DIRECTION A: Echo the records line for line, from the very start down to the line containing "x-tick-label: STEPS <box>274", including that line.

This.....  [you never know.]


----------



## Ronnie11 (Jul 31, 2013)

SuperH3art said:


> okay friends, so next time the police will ask people like this, "wait brother ! i just go and get some not lethal weapon, i will be back if i find any, in the meantime you entertain people with your stunt and if wish you kill some"



Erm as far as i know..Delhi police or even Mumbai police isn't equipped with tasers or even rubber bullets...So there is no question of going back and getting non lethal weapon..my point was about the govt seriously considering buying some of these equipments..And also why do they have to go back..they should always have rubber bullets with them in city limits...its not like you will have a gun battle with the naxals in delhi would you...Lathis used by mumbai police too have been controversial...


----------



## snap (Jul 31, 2013)

but did they deserve death?


----------



## sujoyp (Jul 31, 2013)

snap..no they didnt deserve death...police just wanted to arrest them....but its just an accident that bullet hit the pillion rider....and u can say a stupidity of rider to do stunt even when running away due to which bike tiled down on the back.


----------



## snap (Jul 31, 2013)

why did they pelt stones at the police stupid people, did they arrest the remaining persons?


----------



## Chaitanya (Jul 31, 2013)

Well for stunt shows guys have many other places.
Not an area like parliament


----------



## ssdivisiongermany1933 (Jul 31, 2013)

I don't believe police neither their theory ...


----------



## The Sorcerer (Jul 31, 2013)

Little hard to believe Delhi Cops' word for it considering the series of events that happened in the past, both famous and infamous. But if what they said is really what happened, those idiots were responsible for their own well being, considering that 100 bikers near parliament making a ruckus is a cause of a concern. I am just curious to know how the heck did people got of the bike got their hands on stones and started throwing over the cops in the first place.

RECORDS FOR THE EXERCISE:
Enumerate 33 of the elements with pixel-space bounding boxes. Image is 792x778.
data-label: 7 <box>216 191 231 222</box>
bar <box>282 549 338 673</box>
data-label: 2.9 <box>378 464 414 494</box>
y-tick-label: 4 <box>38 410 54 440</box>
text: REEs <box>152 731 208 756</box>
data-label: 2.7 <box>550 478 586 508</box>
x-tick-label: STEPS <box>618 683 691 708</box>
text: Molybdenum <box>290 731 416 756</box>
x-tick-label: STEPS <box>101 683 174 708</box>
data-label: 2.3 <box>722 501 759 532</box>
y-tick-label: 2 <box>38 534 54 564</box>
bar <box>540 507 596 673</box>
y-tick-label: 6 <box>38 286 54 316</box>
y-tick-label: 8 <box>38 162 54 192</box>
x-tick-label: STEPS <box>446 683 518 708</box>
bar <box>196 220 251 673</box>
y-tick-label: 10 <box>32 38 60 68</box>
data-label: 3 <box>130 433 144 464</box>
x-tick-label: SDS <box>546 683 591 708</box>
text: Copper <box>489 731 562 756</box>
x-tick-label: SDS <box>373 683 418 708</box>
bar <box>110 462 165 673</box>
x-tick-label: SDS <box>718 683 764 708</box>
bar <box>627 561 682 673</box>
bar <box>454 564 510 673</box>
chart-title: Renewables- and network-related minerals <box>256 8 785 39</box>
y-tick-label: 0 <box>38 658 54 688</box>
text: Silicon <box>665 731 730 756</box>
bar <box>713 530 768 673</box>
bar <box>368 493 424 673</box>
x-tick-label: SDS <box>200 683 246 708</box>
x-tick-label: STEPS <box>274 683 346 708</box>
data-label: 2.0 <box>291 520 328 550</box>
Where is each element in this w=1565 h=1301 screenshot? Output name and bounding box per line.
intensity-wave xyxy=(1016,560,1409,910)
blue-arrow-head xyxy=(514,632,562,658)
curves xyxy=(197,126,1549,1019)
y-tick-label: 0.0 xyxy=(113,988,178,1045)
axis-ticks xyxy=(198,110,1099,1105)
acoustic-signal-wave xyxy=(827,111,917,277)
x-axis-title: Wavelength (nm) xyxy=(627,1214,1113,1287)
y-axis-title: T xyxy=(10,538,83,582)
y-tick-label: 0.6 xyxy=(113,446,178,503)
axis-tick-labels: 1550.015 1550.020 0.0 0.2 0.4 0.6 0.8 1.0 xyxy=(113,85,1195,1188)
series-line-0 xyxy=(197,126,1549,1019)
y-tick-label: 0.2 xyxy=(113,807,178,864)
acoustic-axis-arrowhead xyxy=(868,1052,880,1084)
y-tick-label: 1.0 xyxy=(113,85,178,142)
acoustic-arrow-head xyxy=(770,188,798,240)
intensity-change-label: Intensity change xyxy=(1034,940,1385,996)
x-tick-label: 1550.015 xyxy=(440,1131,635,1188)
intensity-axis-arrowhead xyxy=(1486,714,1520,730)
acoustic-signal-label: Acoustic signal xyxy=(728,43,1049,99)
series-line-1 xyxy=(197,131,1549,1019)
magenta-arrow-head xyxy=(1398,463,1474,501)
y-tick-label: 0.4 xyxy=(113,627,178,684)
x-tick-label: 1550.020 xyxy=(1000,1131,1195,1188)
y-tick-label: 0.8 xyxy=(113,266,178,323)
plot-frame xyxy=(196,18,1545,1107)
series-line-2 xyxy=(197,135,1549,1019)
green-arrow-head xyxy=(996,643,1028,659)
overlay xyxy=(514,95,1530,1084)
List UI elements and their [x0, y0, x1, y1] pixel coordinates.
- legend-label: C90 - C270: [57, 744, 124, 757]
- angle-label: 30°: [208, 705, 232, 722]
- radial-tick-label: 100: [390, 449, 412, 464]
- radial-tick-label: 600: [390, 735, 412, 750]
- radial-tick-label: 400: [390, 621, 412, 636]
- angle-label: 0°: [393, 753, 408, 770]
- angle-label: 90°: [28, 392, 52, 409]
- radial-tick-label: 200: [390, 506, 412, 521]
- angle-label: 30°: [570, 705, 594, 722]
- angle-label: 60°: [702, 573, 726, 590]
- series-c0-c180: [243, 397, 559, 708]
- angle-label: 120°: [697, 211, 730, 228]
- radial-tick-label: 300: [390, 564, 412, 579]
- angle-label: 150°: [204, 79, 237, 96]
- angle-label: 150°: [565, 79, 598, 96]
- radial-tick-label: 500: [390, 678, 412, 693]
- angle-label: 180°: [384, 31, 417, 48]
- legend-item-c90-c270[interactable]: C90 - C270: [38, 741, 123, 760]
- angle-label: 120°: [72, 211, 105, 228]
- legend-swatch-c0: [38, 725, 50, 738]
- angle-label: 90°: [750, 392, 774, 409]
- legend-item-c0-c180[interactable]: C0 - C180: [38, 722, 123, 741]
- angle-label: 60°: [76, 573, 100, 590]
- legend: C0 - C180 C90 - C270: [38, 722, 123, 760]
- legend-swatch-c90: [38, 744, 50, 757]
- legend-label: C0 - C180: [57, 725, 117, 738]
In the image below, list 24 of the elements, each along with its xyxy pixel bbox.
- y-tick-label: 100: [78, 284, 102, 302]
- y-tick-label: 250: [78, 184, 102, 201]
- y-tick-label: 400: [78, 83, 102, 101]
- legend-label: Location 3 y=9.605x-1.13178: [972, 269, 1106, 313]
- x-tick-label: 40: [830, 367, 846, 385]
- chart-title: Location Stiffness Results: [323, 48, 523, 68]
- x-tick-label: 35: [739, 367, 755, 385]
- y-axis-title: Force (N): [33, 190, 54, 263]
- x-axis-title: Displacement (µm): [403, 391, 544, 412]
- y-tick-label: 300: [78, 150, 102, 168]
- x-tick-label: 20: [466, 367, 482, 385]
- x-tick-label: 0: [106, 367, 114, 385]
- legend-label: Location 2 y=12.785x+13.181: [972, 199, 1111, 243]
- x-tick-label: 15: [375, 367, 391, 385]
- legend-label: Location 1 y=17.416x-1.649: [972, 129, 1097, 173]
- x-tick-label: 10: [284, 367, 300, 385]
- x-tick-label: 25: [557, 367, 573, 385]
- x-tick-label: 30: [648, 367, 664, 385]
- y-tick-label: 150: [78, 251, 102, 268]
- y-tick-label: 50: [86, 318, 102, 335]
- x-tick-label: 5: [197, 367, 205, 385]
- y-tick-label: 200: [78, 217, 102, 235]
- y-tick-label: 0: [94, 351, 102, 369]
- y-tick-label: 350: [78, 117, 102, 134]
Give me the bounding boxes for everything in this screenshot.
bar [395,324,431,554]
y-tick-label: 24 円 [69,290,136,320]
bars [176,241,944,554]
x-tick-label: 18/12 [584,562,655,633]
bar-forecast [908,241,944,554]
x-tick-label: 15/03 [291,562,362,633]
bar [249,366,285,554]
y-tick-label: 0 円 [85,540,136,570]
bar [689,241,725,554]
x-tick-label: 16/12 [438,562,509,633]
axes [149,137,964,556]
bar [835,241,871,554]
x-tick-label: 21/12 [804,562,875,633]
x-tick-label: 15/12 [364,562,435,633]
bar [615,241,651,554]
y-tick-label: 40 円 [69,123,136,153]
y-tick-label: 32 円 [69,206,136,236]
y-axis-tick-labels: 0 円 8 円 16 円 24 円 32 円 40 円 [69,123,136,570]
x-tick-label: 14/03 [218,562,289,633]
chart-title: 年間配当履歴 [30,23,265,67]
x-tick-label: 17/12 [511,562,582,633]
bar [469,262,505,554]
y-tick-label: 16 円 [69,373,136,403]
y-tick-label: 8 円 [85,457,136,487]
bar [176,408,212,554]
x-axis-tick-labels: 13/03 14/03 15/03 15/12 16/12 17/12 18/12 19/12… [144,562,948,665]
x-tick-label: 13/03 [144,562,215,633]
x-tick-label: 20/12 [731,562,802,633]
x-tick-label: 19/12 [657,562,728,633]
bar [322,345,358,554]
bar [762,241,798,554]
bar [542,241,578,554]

DIRECTION B: Duplicate the entire forum thread about the police and the bike stunt riders near parliament, with no changes.

FULL OUTPUT A:
Enumerate 33 of the elements with pixel-space bounding boxes. Image is 792x778.
data-label: 7 <box>216 191 231 222</box>
bar <box>282 549 338 673</box>
data-label: 2.9 <box>378 464 414 494</box>
y-tick-label: 4 <box>38 410 54 440</box>
text: REEs <box>152 731 208 756</box>
data-label: 2.7 <box>550 478 586 508</box>
x-tick-label: STEPS <box>618 683 691 708</box>
text: Molybdenum <box>290 731 416 756</box>
x-tick-label: STEPS <box>101 683 174 708</box>
data-label: 2.3 <box>722 501 759 532</box>
y-tick-label: 2 <box>38 534 54 564</box>
bar <box>540 507 596 673</box>
y-tick-label: 6 <box>38 286 54 316</box>
y-tick-label: 8 <box>38 162 54 192</box>
x-tick-label: STEPS <box>446 683 518 708</box>
bar <box>196 220 251 673</box>
y-tick-label: 10 <box>32 38 60 68</box>
data-label: 3 <box>130 433 144 464</box>
x-tick-label: SDS <box>546 683 591 708</box>
text: Copper <box>489 731 562 756</box>
x-tick-label: SDS <box>373 683 418 708</box>
bar <box>110 462 165 673</box>
x-tick-label: SDS <box>718 683 764 708</box>
bar <box>627 561 682 673</box>
bar <box>454 564 510 673</box>
chart-title: Renewables- and network-related minerals <box>256 8 785 39</box>
y-tick-label: 0 <box>38 658 54 688</box>
text: Silicon <box>665 731 730 756</box>
bar <box>713 530 768 673</box>
bar <box>368 493 424 673</box>
x-tick-label: SDS <box>200 683 246 708</box>
x-tick-label: STEPS <box>274 683 346 708</box>

FULL OUTPUT B:
This.....  [you never know.]


----------



## Ronnie11 (Jul 31, 2013)

SuperH3art said:


> okay friends, so next time the police will ask people like this, "wait brother ! i just go and get some not lethal weapon, i will be back if i find any, in the meantime you entertain people with your stunt and if wish you kill some"



Erm as far as i know..Delhi police or even Mumbai police isn't equipped with tasers or even rubber bullets...So there is no question of going back and getting non lethal weapon..my point was about the govt seriously considering buying some of these equipments..And also why do they have to go back..they should always have rubber bullets with them in city limits...its not like you will have a gun battle with the naxals in delhi would you...Lathis used by mumbai police too have been controversial...


----------



## snap (Jul 31, 2013)

but did they deserve death?


----------



## sujoyp (Jul 31, 2013)

snap..no they didnt deserve death...police just wanted to arrest them....but its just an accident that bullet hit the pillion rider....and u can say a stupidity of rider to do stunt even when running away due to which bike tiled down on the back.


----------



## snap (Jul 31, 2013)

why did they pelt stones at the police stupid people, did they arrest the remaining persons?


----------



## Chaitanya (Jul 31, 2013)

Well for stunt shows guys have many other places.
Not an area like parliament


----------



## ssdivisiongermany1933 (Jul 31, 2013)

I don't believe police neither their theory ...


----------



## The Sorcerer (Jul 31, 2013)

Little hard to believe Delhi Cops' word for it considering the series of events that happened in the past, both famous and infamous. But if what they said is really what happened, those idiots were responsible for their own well being, considering that 100 bikers near parliament making a ruckus is a cause of a concern. I am just curious to know how the heck did people got of the bike got their hands on stones and started throwing over the cops in the first place.